» Task inputs:
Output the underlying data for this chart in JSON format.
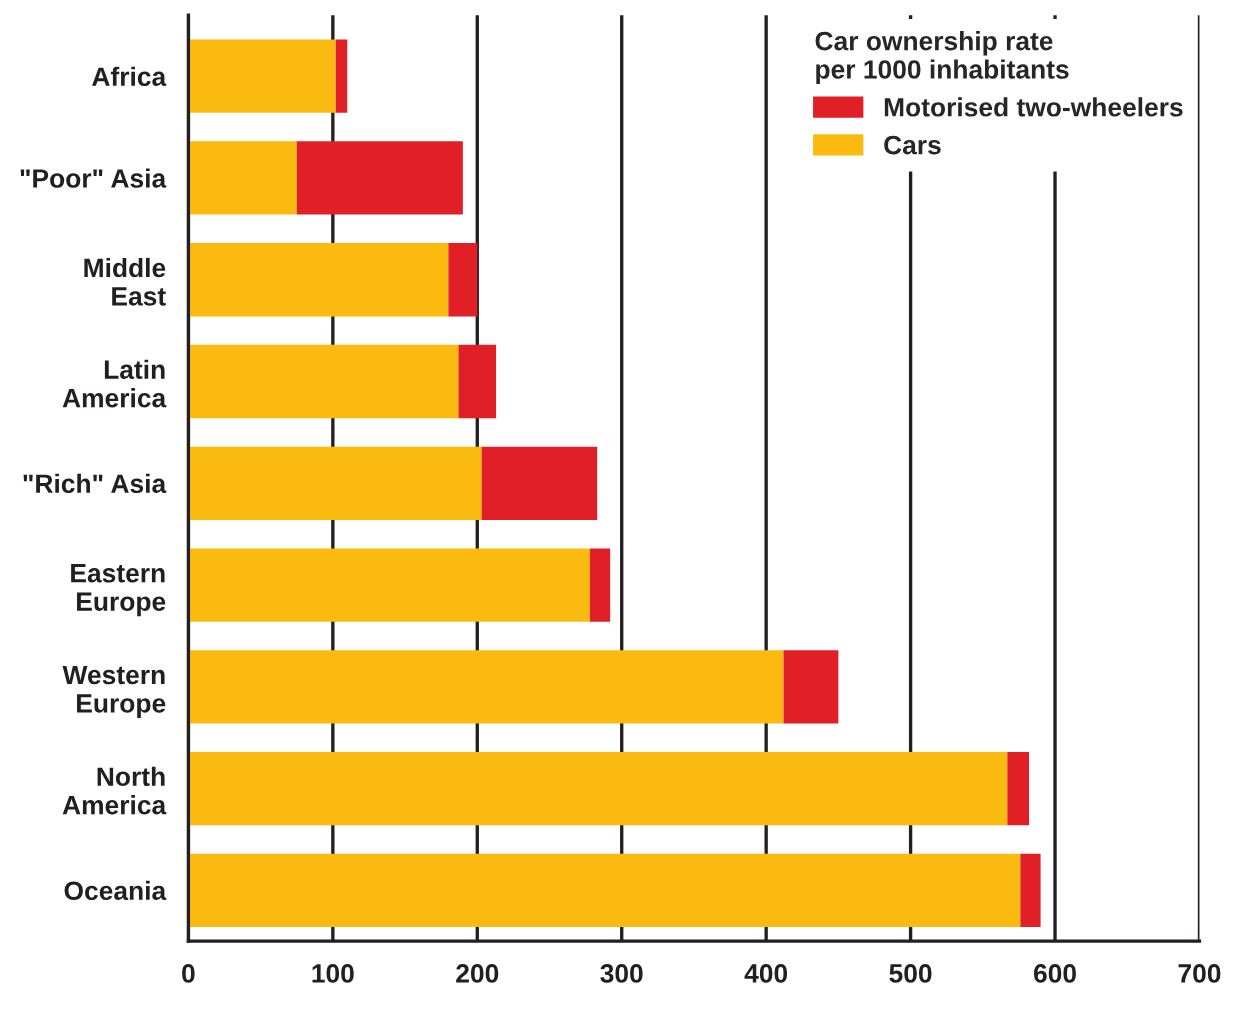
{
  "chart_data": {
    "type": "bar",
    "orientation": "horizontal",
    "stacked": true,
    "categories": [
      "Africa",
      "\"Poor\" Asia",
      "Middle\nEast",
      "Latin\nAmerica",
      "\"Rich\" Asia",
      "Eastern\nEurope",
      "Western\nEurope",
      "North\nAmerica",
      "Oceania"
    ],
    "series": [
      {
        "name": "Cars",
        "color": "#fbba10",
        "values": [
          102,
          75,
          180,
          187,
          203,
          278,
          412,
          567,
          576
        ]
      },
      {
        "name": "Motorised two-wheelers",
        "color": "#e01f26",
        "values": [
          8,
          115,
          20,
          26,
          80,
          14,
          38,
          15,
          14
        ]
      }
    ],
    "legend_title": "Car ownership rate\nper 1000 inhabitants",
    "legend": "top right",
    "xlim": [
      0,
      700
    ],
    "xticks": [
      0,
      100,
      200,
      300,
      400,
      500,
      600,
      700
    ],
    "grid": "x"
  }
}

...

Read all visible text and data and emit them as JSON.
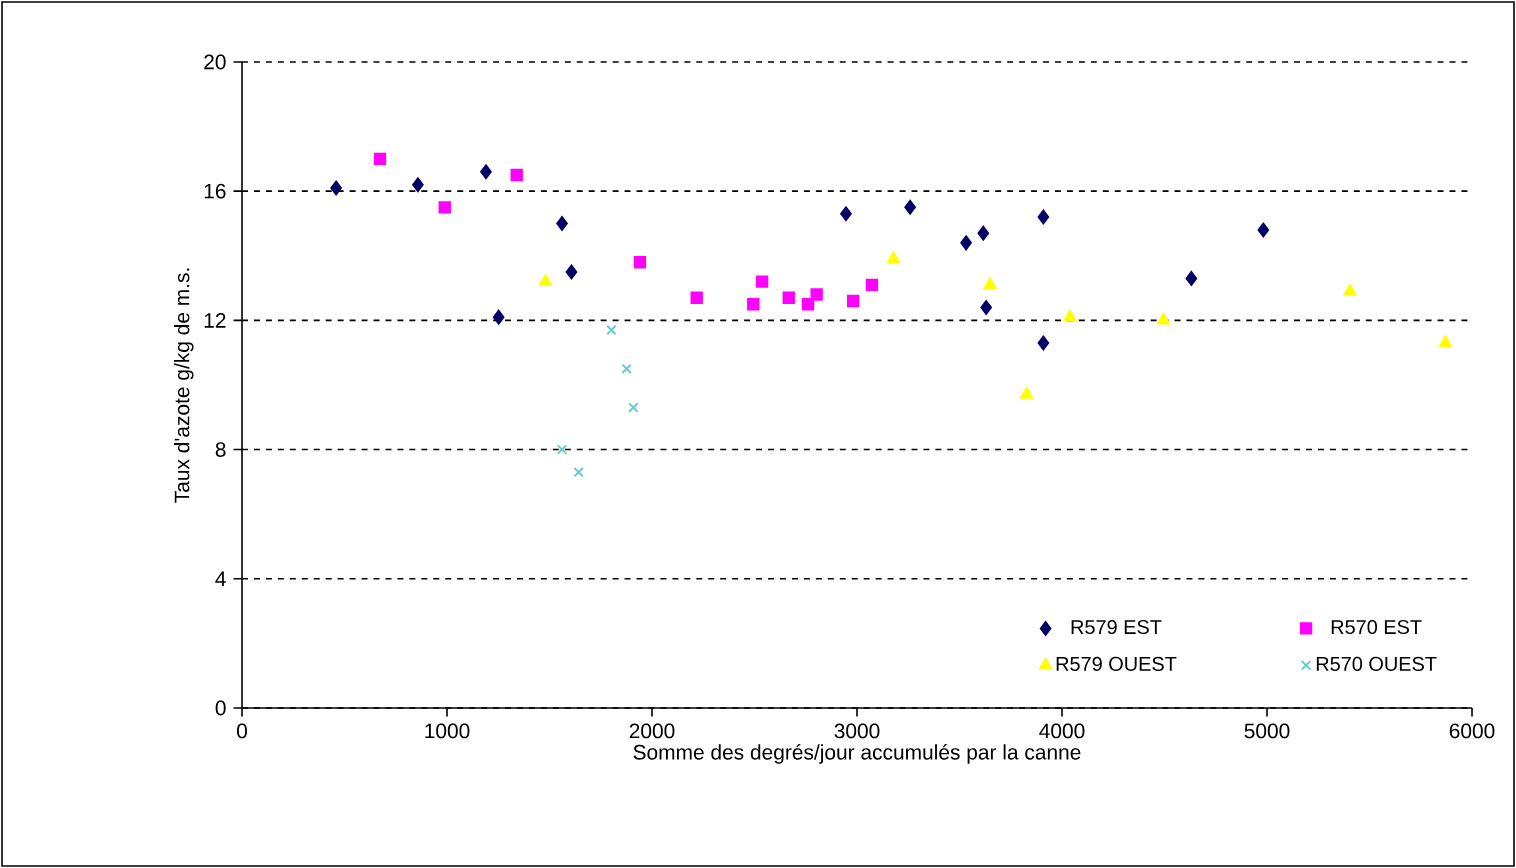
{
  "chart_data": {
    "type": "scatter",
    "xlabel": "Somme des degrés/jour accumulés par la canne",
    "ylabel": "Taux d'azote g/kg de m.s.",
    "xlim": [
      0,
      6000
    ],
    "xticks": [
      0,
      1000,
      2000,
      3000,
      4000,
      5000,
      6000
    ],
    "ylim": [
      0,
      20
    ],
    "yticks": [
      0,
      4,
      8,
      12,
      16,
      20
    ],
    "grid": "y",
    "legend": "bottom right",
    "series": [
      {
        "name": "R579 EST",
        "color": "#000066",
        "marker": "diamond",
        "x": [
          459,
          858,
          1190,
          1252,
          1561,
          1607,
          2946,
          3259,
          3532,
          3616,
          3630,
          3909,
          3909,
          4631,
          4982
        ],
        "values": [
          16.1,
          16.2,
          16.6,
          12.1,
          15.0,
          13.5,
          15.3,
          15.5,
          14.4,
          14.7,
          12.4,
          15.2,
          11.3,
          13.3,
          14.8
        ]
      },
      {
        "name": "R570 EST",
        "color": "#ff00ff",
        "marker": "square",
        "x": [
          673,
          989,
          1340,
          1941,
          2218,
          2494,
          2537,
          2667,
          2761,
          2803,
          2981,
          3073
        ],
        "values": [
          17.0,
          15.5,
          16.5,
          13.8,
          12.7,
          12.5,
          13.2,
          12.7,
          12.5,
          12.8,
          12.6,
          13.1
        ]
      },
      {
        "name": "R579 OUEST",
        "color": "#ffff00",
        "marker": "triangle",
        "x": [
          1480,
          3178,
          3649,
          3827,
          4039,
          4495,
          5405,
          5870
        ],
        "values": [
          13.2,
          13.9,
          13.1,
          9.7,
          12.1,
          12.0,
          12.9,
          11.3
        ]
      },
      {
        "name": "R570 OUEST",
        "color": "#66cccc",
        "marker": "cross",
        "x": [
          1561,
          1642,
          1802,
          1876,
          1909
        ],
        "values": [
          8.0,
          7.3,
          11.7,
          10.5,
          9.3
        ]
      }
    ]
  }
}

» Written task: What is the number of lines above that hold the string "JSON"? Answer with that number alone.

» Solution to this task: 2